### THE TASK
The data below should be printed in full, exactly, and without any of its images.

### EXTRACTED MATERIAL
BEGIN

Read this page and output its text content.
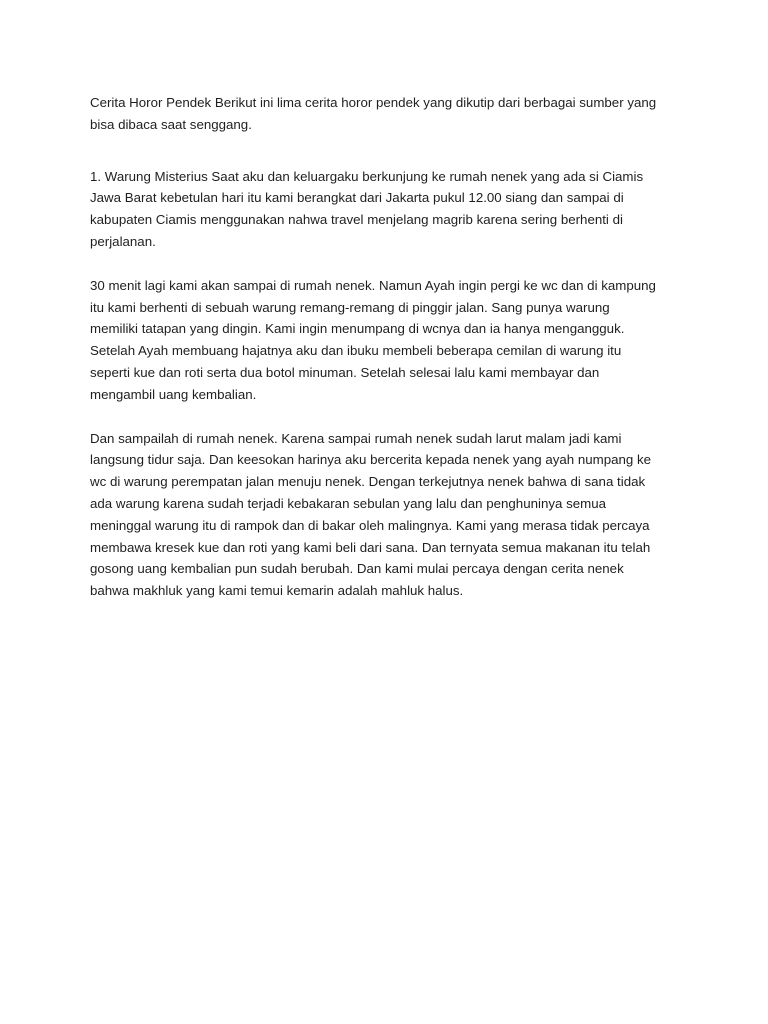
Cerita Horor Pendek Berikut ini lima cerita horor pendek yang dikutip dari berbagai sumber yang
bisa dibaca saat senggang.

1. Warung Misterius Saat aku dan keluargaku berkunjung ke rumah nenek yang ada si Ciamis
Jawa Barat kebetulan hari itu kami berangkat dari Jakarta pukul 12.00 siang dan sampai di
kabupaten Ciamis menggunakan nahwa travel menjelang magrib karena sering berhenti di
perjalanan.

30 menit lagi kami akan sampai di rumah nenek. Namun Ayah ingin pergi ke wc dan di kampung
itu kami berhenti di sebuah warung remang-remang di pinggir jalan. Sang punya warung
memiliki tatapan yang dingin. Kami ingin menumpang di wcnya dan ia hanya mengangguk.
Setelah Ayah membuang hajatnya aku dan ibuku membeli beberapa cemilan di warung itu
seperti kue dan roti serta dua botol minuman. Setelah selesai lalu kami membayar dan
mengambil uang kembalian.

Dan sampailah di rumah nenek. Karena sampai rumah nenek sudah larut malam jadi kami
langsung tidur saja. Dan keesokan harinya aku bercerita kepada nenek yang ayah numpang ke
wc di warung perempatan jalan menuju nenek. Dengan terkejutnya nenek bahwa di sana tidak
ada warung karena sudah terjadi kebakaran sebulan yang lalu dan penghuninya semua
meninggal warung itu di rampok dan di bakar oleh malingnya. Kami yang merasa tidak percaya
membawa kresek kue dan roti yang kami beli dari sana. Dan ternyata semua makanan itu telah
gosong uang kembalian pun sudah berubah. Dan kami mulai percaya dengan cerita nenek
bahwa makhluk yang kami temui kemarin adalah mahluk halus.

END

### ANSWER TO THE TASK
Read this page and output its text content.
Cerita Horor Pendek Berikut ini lima cerita horor pendek yang dikutip dari berbagai sumber yang
bisa dibaca saat senggang.

1. Warung Misterius Saat aku dan keluargaku berkunjung ke rumah nenek yang ada si Ciamis
Jawa Barat kebetulan hari itu kami berangkat dari Jakarta pukul 12.00 siang dan sampai di
kabupaten Ciamis menggunakan nahwa travel menjelang magrib karena sering berhenti di
perjalanan.

30 menit lagi kami akan sampai di rumah nenek. Namun Ayah ingin pergi ke wc dan di kampung
itu kami berhenti di sebuah warung remang-remang di pinggir jalan. Sang punya warung
memiliki tatapan yang dingin. Kami ingin menumpang di wcnya dan ia hanya mengangguk.
Setelah Ayah membuang hajatnya aku dan ibuku membeli beberapa cemilan di warung itu
seperti kue dan roti serta dua botol minuman. Setelah selesai lalu kami membayar dan
mengambil uang kembalian.

Dan sampailah di rumah nenek. Karena sampai rumah nenek sudah larut malam jadi kami
langsung tidur saja. Dan keesokan harinya aku bercerita kepada nenek yang ayah numpang ke
wc di warung perempatan jalan menuju nenek. Dengan terkejutnya nenek bahwa di sana tidak
ada warung karena sudah terjadi kebakaran sebulan yang lalu dan penghuninya semua
meninggal warung itu di rampok dan di bakar oleh malingnya. Kami yang merasa tidak percaya
membawa kresek kue dan roti yang kami beli dari sana. Dan ternyata semua makanan itu telah
gosong uang kembalian pun sudah berubah. Dan kami mulai percaya dengan cerita nenek
bahwa makhluk yang kami temui kemarin adalah mahluk halus.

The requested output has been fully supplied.